# START OF Information shown

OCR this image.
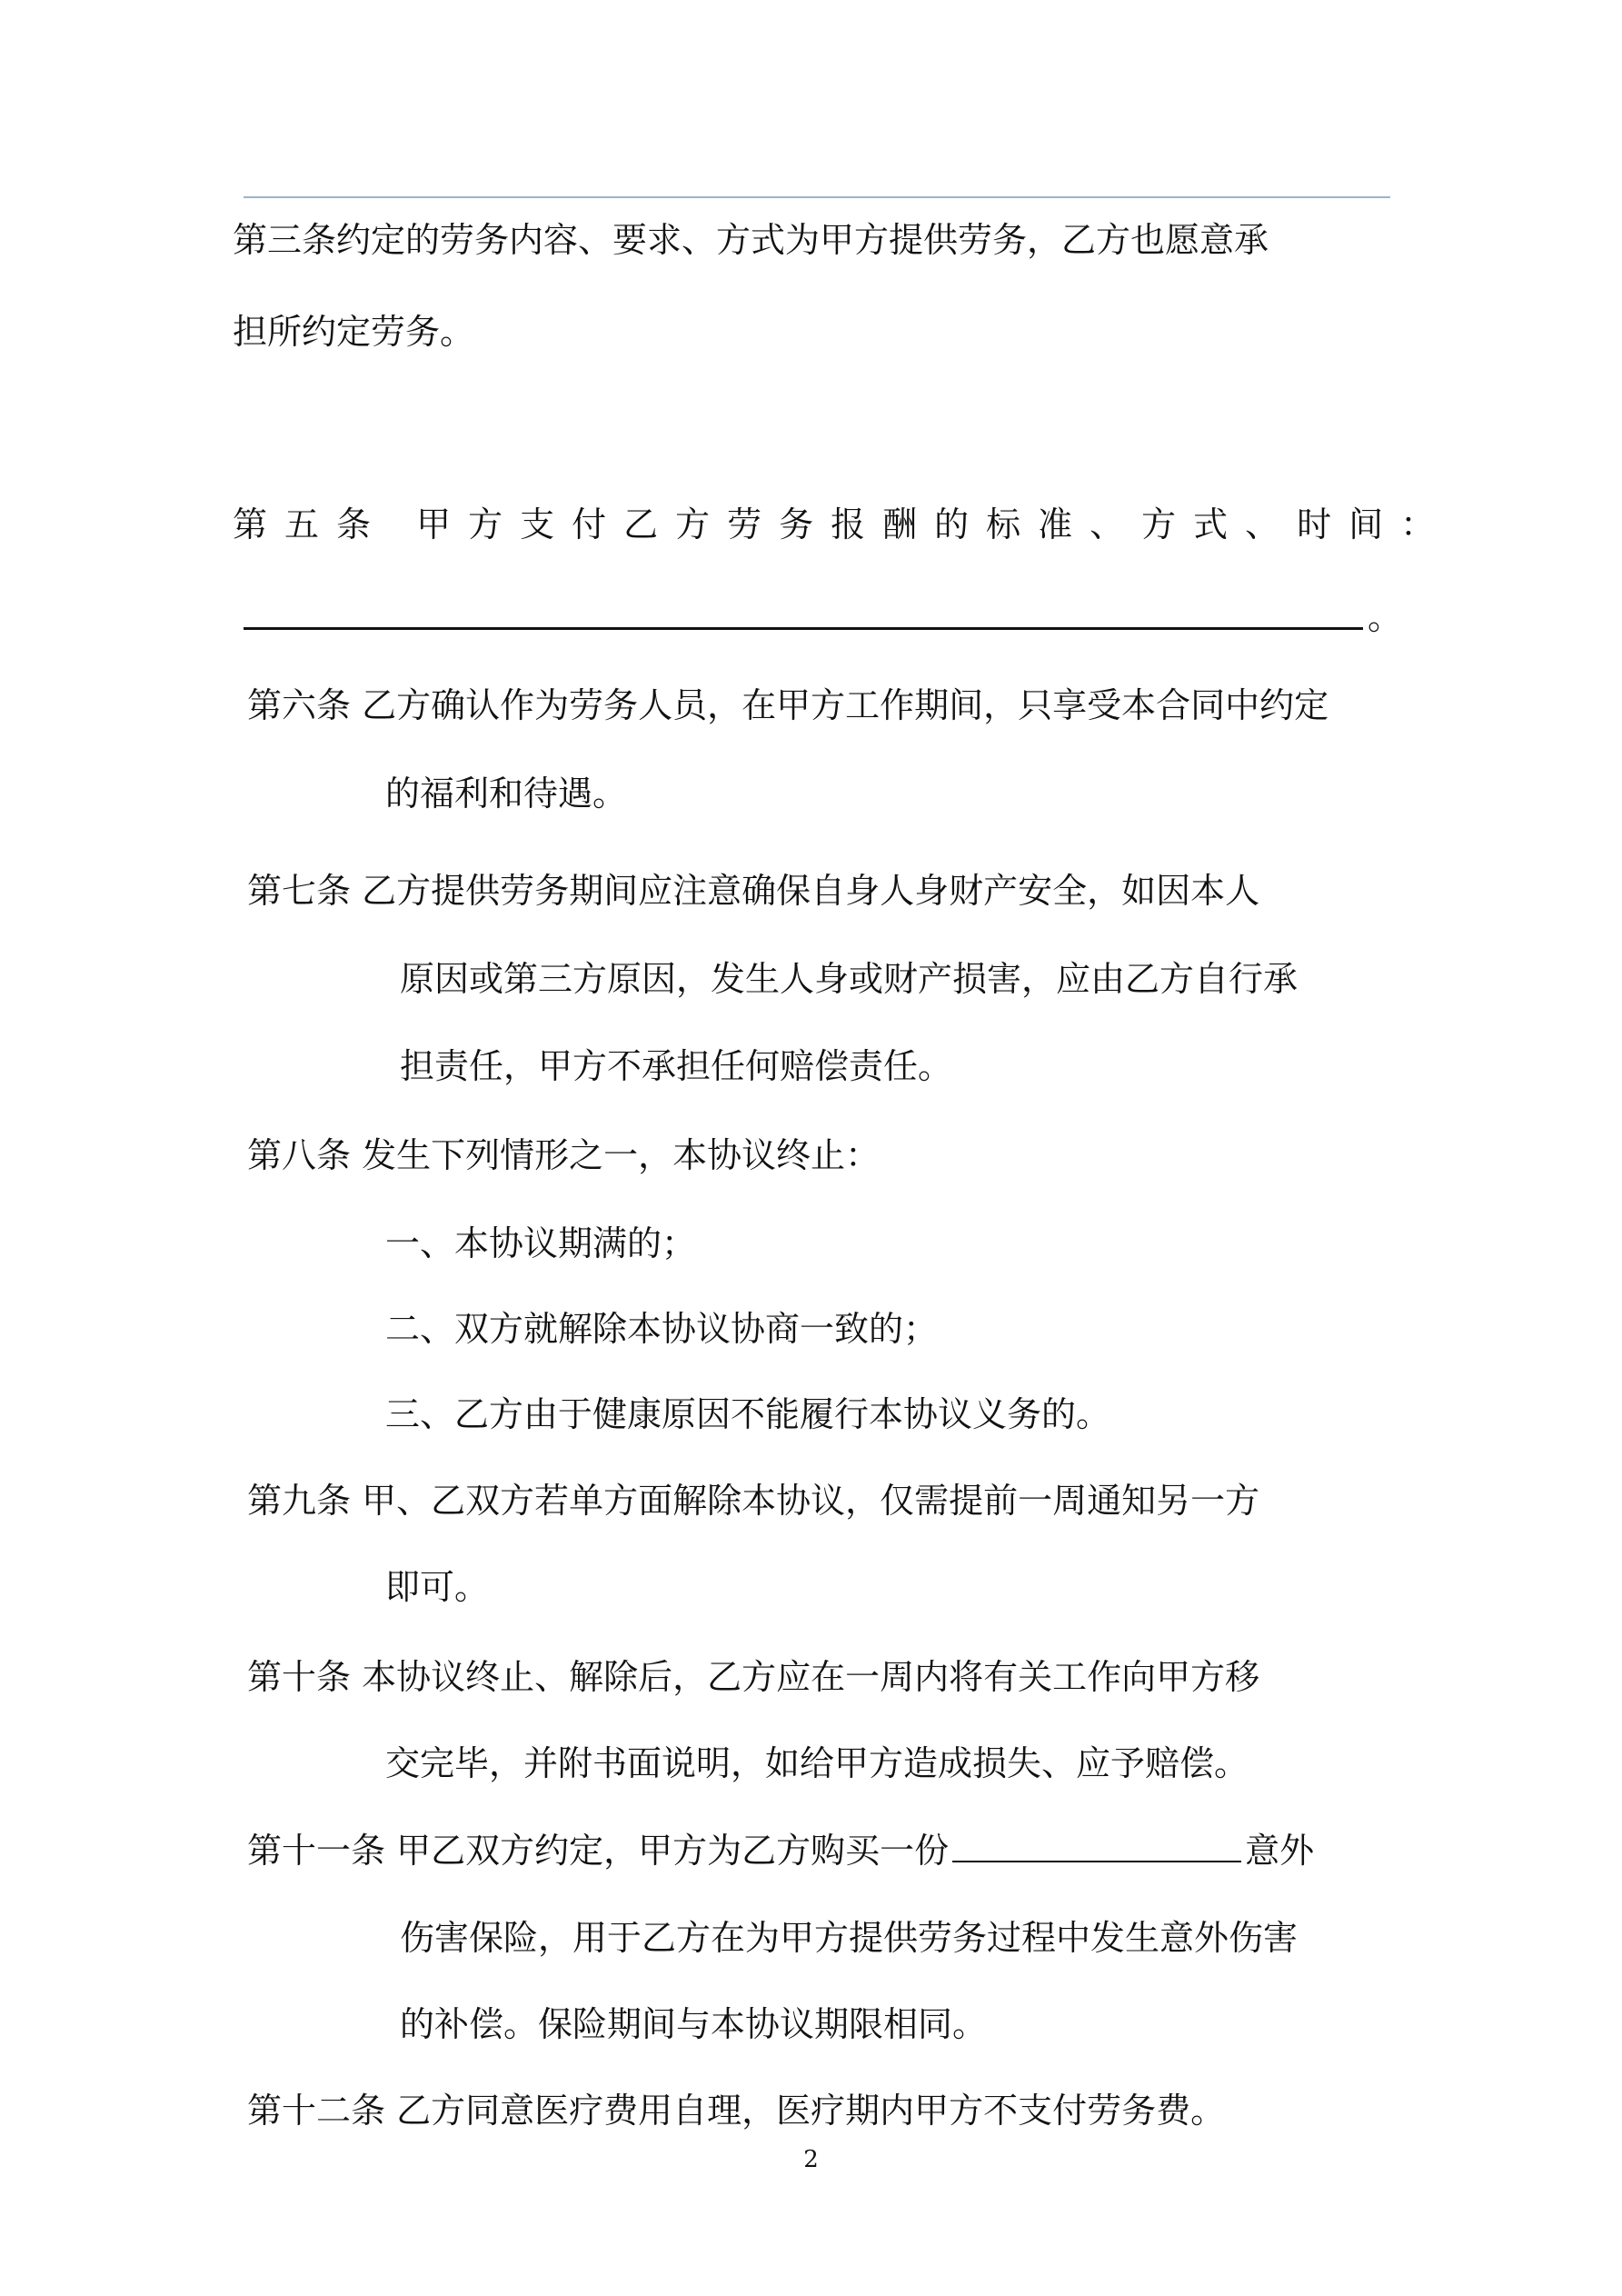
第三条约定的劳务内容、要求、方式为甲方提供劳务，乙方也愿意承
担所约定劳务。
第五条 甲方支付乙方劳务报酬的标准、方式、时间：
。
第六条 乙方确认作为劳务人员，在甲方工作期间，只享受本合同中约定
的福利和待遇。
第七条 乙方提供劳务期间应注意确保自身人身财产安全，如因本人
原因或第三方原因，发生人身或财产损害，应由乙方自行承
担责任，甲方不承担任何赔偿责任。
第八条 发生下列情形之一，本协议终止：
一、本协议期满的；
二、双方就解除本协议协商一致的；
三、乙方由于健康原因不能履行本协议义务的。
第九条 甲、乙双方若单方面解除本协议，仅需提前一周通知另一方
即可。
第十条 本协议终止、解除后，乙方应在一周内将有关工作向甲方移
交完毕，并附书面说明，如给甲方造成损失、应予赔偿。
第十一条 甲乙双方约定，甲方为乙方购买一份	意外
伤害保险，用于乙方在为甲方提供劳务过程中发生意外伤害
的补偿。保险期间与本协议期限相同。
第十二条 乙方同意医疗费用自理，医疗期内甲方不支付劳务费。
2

# END OF Information shown

**Your objective**
Return each line of the data, keeping its wording exact and omitting pictures.

**Complete output**
OCR this image.
第三条约定的劳务内容、要求、方式为甲方提供劳务，乙方也愿意承
担所约定劳务。
第五条 甲方支付乙方劳务报酬的标准、方式、时间：
。
第六条 乙方确认作为劳务人员，在甲方工作期间，只享受本合同中约定
的福利和待遇。
第七条 乙方提供劳务期间应注意确保自身人身财产安全，如因本人
原因或第三方原因，发生人身或财产损害，应由乙方自行承
担责任，甲方不承担任何赔偿责任。
第八条 发生下列情形之一，本协议终止：
一、本协议期满的；
二、双方就解除本协议协商一致的；
三、乙方由于健康原因不能履行本协议义务的。
第九条 甲、乙双方若单方面解除本协议，仅需提前一周通知另一方
即可。
第十条 本协议终止、解除后，乙方应在一周内将有关工作向甲方移
交完毕，并附书面说明，如给甲方造成损失、应予赔偿。
第十一条 甲乙双方约定，甲方为乙方购买一份	意外
伤害保险，用于乙方在为甲方提供劳务过程中发生意外伤害
的补偿。保险期间与本协议期限相同。
第十二条 乙方同意医疗费用自理，医疗期内甲方不支付劳务费。
2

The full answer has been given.